__REQUIRED TASK__:
Give the number of lines in the data that hold the string "Gene". Nothing else is needed.

__DATA FOR THIS TASK__:

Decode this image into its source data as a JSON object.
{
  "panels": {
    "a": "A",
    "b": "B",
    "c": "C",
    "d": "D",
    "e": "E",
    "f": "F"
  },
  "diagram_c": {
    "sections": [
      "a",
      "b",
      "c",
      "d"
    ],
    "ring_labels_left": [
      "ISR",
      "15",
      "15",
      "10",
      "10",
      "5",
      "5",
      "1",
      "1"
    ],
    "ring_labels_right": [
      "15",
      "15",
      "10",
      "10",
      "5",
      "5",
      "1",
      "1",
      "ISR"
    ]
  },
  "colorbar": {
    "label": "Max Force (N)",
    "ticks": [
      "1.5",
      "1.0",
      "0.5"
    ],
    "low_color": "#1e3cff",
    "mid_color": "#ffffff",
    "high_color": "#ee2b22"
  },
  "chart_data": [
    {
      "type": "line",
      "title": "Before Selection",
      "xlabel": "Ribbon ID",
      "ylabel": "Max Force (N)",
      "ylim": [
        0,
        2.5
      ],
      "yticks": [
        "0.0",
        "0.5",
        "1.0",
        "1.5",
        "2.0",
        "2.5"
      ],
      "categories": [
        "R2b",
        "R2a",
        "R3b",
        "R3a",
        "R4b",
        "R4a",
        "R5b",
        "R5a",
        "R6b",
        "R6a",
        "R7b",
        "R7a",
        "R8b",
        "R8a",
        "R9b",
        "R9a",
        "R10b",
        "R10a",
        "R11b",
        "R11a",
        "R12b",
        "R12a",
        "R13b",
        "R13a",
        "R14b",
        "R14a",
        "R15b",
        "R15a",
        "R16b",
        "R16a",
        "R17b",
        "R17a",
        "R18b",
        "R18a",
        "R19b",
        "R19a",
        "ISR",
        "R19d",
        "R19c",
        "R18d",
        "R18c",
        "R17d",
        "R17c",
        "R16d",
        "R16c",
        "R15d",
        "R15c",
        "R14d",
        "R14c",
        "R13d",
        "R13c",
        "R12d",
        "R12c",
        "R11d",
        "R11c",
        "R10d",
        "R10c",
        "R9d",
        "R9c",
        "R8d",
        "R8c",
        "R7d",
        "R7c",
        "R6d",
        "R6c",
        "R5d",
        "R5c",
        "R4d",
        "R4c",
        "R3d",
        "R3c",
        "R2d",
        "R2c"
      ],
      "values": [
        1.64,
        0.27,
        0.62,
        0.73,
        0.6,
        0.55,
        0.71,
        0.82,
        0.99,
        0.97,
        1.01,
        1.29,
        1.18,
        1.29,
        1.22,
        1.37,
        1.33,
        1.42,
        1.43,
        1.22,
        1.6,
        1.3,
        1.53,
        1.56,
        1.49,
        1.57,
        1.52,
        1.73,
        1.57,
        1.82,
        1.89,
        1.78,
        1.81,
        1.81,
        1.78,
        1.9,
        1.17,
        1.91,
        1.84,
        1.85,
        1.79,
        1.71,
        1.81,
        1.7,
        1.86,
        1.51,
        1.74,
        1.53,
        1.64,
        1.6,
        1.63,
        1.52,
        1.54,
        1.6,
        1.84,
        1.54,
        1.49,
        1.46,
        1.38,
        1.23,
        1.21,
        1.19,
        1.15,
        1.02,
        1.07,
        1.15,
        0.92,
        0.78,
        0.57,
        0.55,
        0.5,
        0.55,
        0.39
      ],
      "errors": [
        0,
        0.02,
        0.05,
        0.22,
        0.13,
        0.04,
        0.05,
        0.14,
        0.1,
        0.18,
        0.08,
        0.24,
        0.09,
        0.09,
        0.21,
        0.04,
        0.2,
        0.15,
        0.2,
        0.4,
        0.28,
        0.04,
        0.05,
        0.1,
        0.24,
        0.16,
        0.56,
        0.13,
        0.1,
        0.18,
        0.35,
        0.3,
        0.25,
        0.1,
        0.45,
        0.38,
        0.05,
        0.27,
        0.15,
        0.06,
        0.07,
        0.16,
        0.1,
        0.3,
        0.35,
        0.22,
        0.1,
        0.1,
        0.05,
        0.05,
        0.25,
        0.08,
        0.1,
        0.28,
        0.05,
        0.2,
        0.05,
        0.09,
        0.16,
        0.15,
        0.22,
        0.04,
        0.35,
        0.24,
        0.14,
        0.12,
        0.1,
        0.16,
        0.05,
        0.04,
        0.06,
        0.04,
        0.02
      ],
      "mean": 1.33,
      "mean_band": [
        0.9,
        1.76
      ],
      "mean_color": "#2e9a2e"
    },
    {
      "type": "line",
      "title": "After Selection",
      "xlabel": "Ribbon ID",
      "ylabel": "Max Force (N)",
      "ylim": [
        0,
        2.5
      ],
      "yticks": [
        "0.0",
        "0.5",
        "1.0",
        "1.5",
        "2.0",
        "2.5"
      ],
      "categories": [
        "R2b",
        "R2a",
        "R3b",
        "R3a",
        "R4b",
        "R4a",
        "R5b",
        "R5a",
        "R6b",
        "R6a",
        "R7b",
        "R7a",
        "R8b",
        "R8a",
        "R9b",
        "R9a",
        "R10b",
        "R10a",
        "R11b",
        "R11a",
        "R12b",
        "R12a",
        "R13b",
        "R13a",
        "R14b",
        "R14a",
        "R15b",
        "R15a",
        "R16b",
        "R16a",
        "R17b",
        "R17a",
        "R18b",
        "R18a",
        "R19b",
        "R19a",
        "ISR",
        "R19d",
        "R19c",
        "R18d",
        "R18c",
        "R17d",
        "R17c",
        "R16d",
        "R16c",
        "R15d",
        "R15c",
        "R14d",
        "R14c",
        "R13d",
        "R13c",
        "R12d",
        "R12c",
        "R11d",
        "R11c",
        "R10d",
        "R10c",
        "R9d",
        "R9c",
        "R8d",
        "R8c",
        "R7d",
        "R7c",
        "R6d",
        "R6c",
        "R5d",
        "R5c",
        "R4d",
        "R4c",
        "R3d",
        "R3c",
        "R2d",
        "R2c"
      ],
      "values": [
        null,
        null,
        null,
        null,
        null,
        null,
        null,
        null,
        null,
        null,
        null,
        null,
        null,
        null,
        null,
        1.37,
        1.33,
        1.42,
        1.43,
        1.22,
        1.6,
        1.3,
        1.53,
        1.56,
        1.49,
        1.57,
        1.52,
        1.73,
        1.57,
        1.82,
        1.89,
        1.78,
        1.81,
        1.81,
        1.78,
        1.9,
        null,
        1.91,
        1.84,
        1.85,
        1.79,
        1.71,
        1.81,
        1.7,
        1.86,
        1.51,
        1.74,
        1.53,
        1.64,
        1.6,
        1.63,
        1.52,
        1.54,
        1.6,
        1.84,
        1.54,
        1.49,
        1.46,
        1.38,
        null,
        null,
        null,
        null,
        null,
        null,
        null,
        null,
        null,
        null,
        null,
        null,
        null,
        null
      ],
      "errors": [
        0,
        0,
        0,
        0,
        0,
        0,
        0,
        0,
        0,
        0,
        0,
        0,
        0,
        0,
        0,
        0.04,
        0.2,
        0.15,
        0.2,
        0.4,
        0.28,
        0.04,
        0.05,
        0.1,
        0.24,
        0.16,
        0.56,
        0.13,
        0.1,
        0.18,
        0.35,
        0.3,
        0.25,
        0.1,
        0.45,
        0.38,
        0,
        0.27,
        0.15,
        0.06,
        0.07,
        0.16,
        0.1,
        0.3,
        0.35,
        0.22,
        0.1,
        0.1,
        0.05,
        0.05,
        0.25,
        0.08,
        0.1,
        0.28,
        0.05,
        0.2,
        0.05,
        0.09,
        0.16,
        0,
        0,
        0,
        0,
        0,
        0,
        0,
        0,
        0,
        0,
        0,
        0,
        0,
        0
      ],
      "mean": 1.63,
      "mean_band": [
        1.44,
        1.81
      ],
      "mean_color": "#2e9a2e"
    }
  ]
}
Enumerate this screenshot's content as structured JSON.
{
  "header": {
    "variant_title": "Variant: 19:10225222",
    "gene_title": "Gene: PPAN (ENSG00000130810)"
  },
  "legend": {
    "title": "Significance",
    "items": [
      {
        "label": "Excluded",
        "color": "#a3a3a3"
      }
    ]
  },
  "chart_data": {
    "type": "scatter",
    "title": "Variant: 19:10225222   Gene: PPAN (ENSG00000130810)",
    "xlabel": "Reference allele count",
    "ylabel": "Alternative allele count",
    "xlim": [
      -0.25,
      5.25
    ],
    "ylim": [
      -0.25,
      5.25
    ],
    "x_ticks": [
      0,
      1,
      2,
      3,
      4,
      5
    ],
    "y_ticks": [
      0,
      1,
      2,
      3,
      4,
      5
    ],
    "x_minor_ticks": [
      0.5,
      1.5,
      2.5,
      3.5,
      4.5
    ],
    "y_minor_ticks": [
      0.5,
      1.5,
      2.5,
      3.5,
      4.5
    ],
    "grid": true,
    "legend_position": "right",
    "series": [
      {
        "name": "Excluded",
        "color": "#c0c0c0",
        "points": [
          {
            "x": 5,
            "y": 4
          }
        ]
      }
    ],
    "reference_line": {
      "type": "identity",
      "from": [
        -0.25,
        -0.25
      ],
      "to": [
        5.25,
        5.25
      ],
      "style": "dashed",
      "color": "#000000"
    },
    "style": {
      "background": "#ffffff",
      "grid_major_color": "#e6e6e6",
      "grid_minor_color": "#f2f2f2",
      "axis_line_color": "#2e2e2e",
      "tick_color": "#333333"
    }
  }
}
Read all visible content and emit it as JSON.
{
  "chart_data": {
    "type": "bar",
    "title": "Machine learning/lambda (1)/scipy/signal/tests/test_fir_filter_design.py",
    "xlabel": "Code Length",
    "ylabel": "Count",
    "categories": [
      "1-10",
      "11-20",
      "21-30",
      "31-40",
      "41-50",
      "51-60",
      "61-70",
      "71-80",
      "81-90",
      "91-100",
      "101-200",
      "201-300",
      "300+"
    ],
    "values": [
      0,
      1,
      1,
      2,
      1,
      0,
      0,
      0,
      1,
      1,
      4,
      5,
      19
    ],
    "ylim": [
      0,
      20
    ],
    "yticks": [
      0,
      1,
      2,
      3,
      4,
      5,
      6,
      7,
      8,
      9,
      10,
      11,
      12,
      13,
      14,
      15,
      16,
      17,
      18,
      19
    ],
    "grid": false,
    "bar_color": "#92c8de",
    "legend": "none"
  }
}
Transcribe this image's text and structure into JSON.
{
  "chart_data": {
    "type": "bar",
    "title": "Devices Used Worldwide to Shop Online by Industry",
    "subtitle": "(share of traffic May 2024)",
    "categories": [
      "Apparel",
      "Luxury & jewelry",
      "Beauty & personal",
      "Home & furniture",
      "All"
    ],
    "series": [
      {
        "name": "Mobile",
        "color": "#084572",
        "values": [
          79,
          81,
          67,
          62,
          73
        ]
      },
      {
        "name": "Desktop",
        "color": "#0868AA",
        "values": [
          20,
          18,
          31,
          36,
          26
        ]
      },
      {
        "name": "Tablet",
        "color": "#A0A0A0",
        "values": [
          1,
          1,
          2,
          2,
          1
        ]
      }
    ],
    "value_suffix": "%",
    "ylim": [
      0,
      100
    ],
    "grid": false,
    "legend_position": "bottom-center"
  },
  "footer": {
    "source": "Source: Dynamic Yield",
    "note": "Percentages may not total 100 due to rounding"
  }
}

__TASK RESULT__:
2